>> BEGIN Supplied records
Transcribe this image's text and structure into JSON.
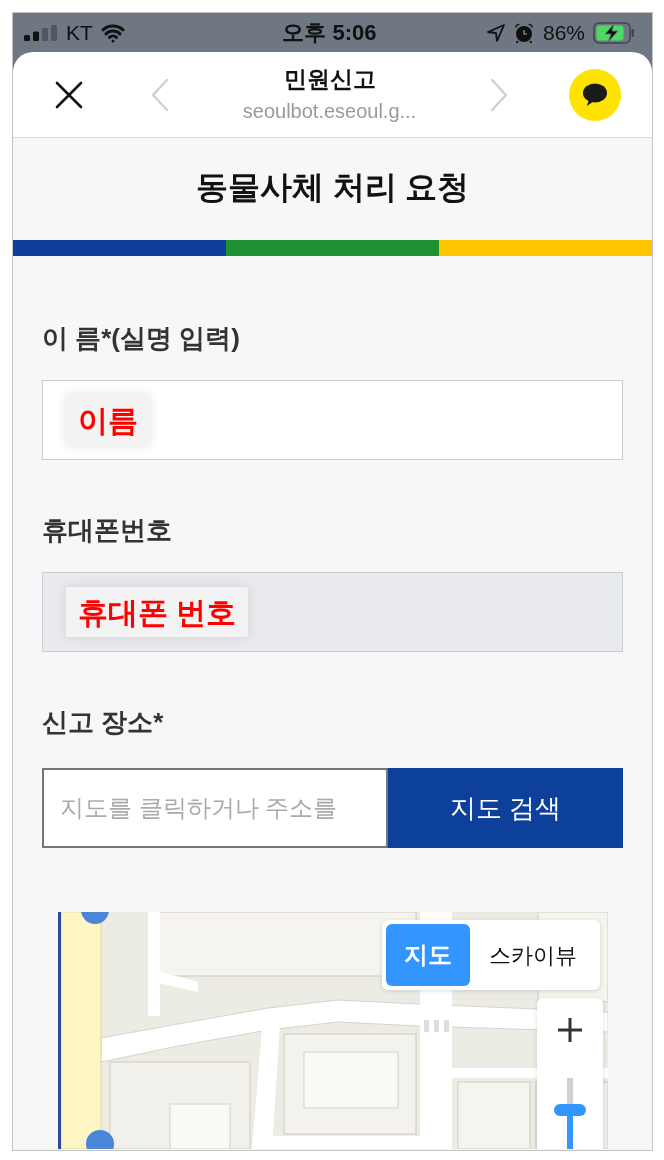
{
  "status_bar": {
    "carrier": "KT",
    "time": "오후 5:06",
    "battery": "86%"
  },
  "browser_header": {
    "title": "민원신고",
    "url": "seoulbot.eseoul.g...",
    "back": {
      "disabled": true
    },
    "forward": {
      "disabled": true
    }
  },
  "page": {
    "title": "동물사체 처리 요청"
  },
  "form": {
    "fields": [
      {
        "kind": "text",
        "label": "이 름*(실명 입력)",
        "value": "이름",
        "disabled": false
      },
      {
        "kind": "text",
        "label": "휴대폰번호",
        "value": "휴대폰 번호",
        "disabled": true
      },
      {
        "kind": "location",
        "label": "신고 장소*",
        "placeholder": "지도를 클릭하거나 주소를",
        "button": "지도 검색"
      }
    ]
  },
  "map": {
    "view_types": [
      {
        "label": "지도",
        "selected": true
      },
      {
        "label": "스카이뷰",
        "selected": false
      }
    ],
    "zoom": {
      "level": 0.55
    }
  }
}
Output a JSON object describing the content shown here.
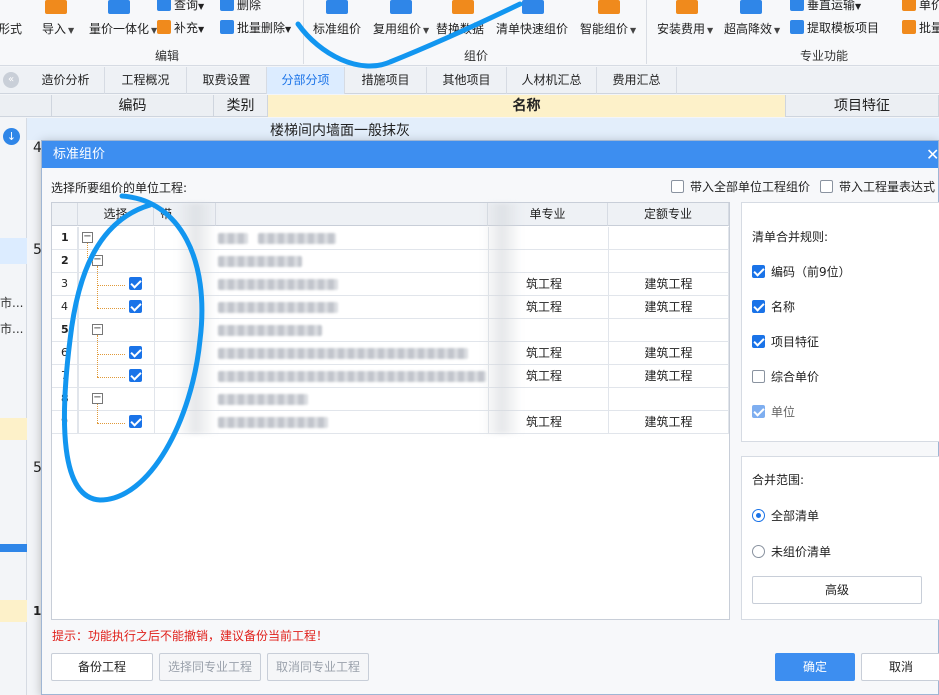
{
  "ribbon": {
    "top_partial": [
      "查询",
      "删除",
      "垂直运输"
    ],
    "left_partial": "形式",
    "right_partial_top": "单价",
    "right_partial_mid": "批量",
    "buttons": {
      "import": "导入",
      "price_integration": "量价一体化",
      "supplement": "补充",
      "batch_delete": "批量删除",
      "standard_group": "标准组价",
      "reuse_group": "复用组价",
      "replace_data": "替换数据",
      "quick_group": "清单快速组价",
      "smart_group": "智能组价",
      "install_fee": "安装费用",
      "high_reduction": "超高降效",
      "extract_template": "提取模板项目"
    },
    "groups": {
      "edit": "编辑",
      "group_price": "组价",
      "professional": "专业功能"
    }
  },
  "tabs": [
    "造价分析",
    "工程概况",
    "取费设置",
    "分部分项",
    "措施项目",
    "其他项目",
    "人材机汇总",
    "费用汇总"
  ],
  "active_tab": "分部分项",
  "bg_grid": {
    "headers": {
      "code": "编码",
      "type": "类别",
      "name": "名称",
      "feature": "项目特征"
    },
    "first_row_name": "楼梯间内墙面一般抹灰",
    "left_numbers": [
      "4",
      "5",
      "5",
      "1"
    ],
    "left_partial_1": "市...",
    "left_partial_2": "市..."
  },
  "dialog": {
    "title": "标准组价",
    "subtitle": "选择所要组价的单位工程:",
    "opt_all_units": "带入全部单位工程组价",
    "opt_quantity_expr": "带入工程量表达式",
    "table": {
      "headers": {
        "select": "选择",
        "col_partial_1": "带",
        "col_partial_2": "单专业",
        "quota_major": "定额专业"
      },
      "rows": [
        {
          "num": "1",
          "group": true
        },
        {
          "num": "2",
          "group": true
        },
        {
          "num": "3",
          "checked": true,
          "major": "筑工程",
          "quota": "建筑工程"
        },
        {
          "num": "4",
          "checked": true,
          "major": "筑工程",
          "quota": "建筑工程"
        },
        {
          "num": "5",
          "group": true
        },
        {
          "num": "6",
          "checked": true,
          "major": "筑工程",
          "quota": "建筑工程"
        },
        {
          "num": "7",
          "checked": true,
          "major": "筑工程",
          "quota": "建筑工程"
        },
        {
          "num": "8",
          "group": true
        },
        {
          "num": "9",
          "checked": true,
          "major": "筑工程",
          "quota": "建筑工程"
        }
      ]
    },
    "merge_rules": {
      "title": "清单合并规则:",
      "items": [
        {
          "label": "编码（前9位）",
          "checked": true
        },
        {
          "label": "名称",
          "checked": true
        },
        {
          "label": "项目特征",
          "checked": true
        },
        {
          "label": "综合单价",
          "checked": false
        },
        {
          "label": "单位",
          "checked": true
        }
      ]
    },
    "merge_scope": {
      "title": "合并范围:",
      "options": [
        {
          "label": "全部清单",
          "selected": true
        },
        {
          "label": "未组价清单",
          "selected": false
        }
      ],
      "advanced": "高级"
    },
    "hint": "提示：功能执行之后不能撤销，建议备份当前工程！",
    "buttons": {
      "backup": "备份工程",
      "select_same": "选择同专业工程",
      "cancel_same": "取消同专业工程",
      "ok": "确定",
      "cancel": "取消"
    }
  },
  "colors": {
    "accent": "#3d8ef0",
    "hint": "#e0201b",
    "annotation": "#1296f0",
    "name_header": "#fdf1c9"
  }
}
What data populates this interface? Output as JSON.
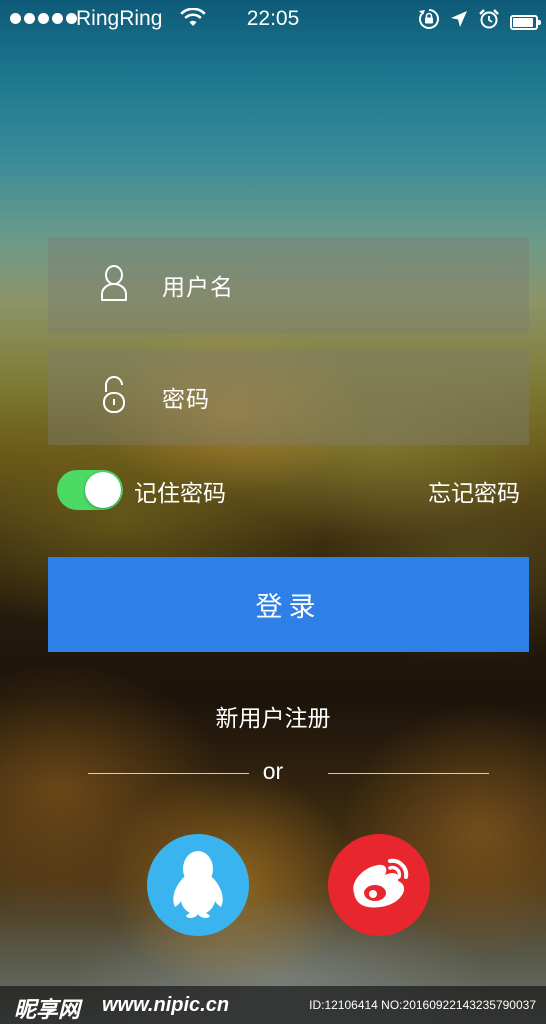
{
  "status_bar": {
    "carrier": "RingRing",
    "time": "22:05",
    "battery_level": 0.9,
    "icons": [
      "signal-dots-icon",
      "wifi-icon",
      "rotation-lock-icon",
      "location-arrow-icon",
      "alarm-icon",
      "battery-icon"
    ]
  },
  "login_form": {
    "username_placeholder": "用户名",
    "password_placeholder": "密码",
    "remember_label": "记住密码",
    "remember_enabled": true,
    "forgot_label": "忘记密码",
    "login_button_label": "登录"
  },
  "register": {
    "label": "新用户注册"
  },
  "divider": {
    "label": "or"
  },
  "social_login": [
    {
      "name": "qq",
      "icon": "qq-penguin-icon",
      "color": "#39b4ef"
    },
    {
      "name": "weibo",
      "icon": "weibo-icon",
      "color": "#e8262d"
    }
  ],
  "watermark": {
    "logo": "昵享网",
    "url": "www.nipic.cn",
    "id_text": "ID:12106414 NO:20160922143235790037"
  },
  "colors": {
    "accent": "#2e7fe6",
    "toggle_on": "#4cd964"
  }
}
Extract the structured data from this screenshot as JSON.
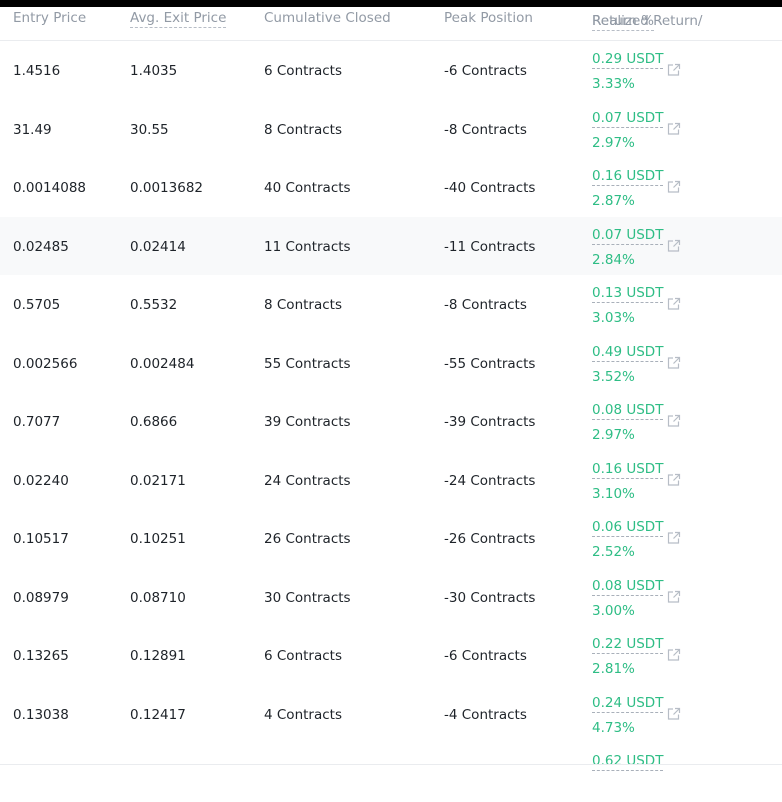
{
  "columns": {
    "entry_price": "Entry Price",
    "avg_exit_price": "Avg. Exit Price",
    "cumulative_closed": "Cumulative Closed",
    "peak_position": "Peak Position",
    "realized_return": "Realized Return/",
    "return_pct": "Return %"
  },
  "rows": [
    {
      "entry": "1.4516",
      "exit": "1.4035",
      "closed": "6 Contracts",
      "peak": "-6 Contracts",
      "pnl": "0.29 USDT",
      "pct": "3.33%"
    },
    {
      "entry": "31.49",
      "exit": "30.55",
      "closed": "8 Contracts",
      "peak": "-8 Contracts",
      "pnl": "0.07 USDT",
      "pct": "2.97%"
    },
    {
      "entry": "0.0014088",
      "exit": "0.0013682",
      "closed": "40 Contracts",
      "peak": "-40 Contracts",
      "pnl": "0.16 USDT",
      "pct": "2.87%"
    },
    {
      "entry": "0.02485",
      "exit": "0.02414",
      "closed": "11 Contracts",
      "peak": "-11 Contracts",
      "pnl": "0.07 USDT",
      "pct": "2.84%"
    },
    {
      "entry": "0.5705",
      "exit": "0.5532",
      "closed": "8 Contracts",
      "peak": "-8 Contracts",
      "pnl": "0.13 USDT",
      "pct": "3.03%"
    },
    {
      "entry": "0.002566",
      "exit": "0.002484",
      "closed": "55 Contracts",
      "peak": "-55 Contracts",
      "pnl": "0.49 USDT",
      "pct": "3.52%"
    },
    {
      "entry": "0.7077",
      "exit": "0.6866",
      "closed": "39 Contracts",
      "peak": "-39 Contracts",
      "pnl": "0.08 USDT",
      "pct": "2.97%"
    },
    {
      "entry": "0.02240",
      "exit": "0.02171",
      "closed": "24 Contracts",
      "peak": "-24 Contracts",
      "pnl": "0.16 USDT",
      "pct": "3.10%"
    },
    {
      "entry": "0.10517",
      "exit": "0.10251",
      "closed": "26 Contracts",
      "peak": "-26 Contracts",
      "pnl": "0.06 USDT",
      "pct": "2.52%"
    },
    {
      "entry": "0.08979",
      "exit": "0.08710",
      "closed": "30 Contracts",
      "peak": "-30 Contracts",
      "pnl": "0.08 USDT",
      "pct": "3.00%"
    },
    {
      "entry": "0.13265",
      "exit": "0.12891",
      "closed": "6 Contracts",
      "peak": "-6 Contracts",
      "pnl": "0.22 USDT",
      "pct": "2.81%"
    },
    {
      "entry": "0.13038",
      "exit": "0.12417",
      "closed": "4 Contracts",
      "peak": "-4 Contracts",
      "pnl": "0.24 USDT",
      "pct": "4.73%"
    },
    {
      "entry": "",
      "exit": "",
      "closed": "",
      "peak": "",
      "pnl": "0.62 USDT",
      "pct": ""
    }
  ],
  "highlighted_row": 3,
  "icons": {
    "share": "external-link-icon"
  },
  "colors": {
    "positive": "#2ebd85",
    "header_text": "#929aa5",
    "text": "#1e2329",
    "highlight": "#f8f9fa"
  }
}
>> END Supplied records
Extract from the material all lines containing the string "selected".

▸ **Exercise answer**
        "selected": true
        "selected": false
          "selected": true
          "selected": false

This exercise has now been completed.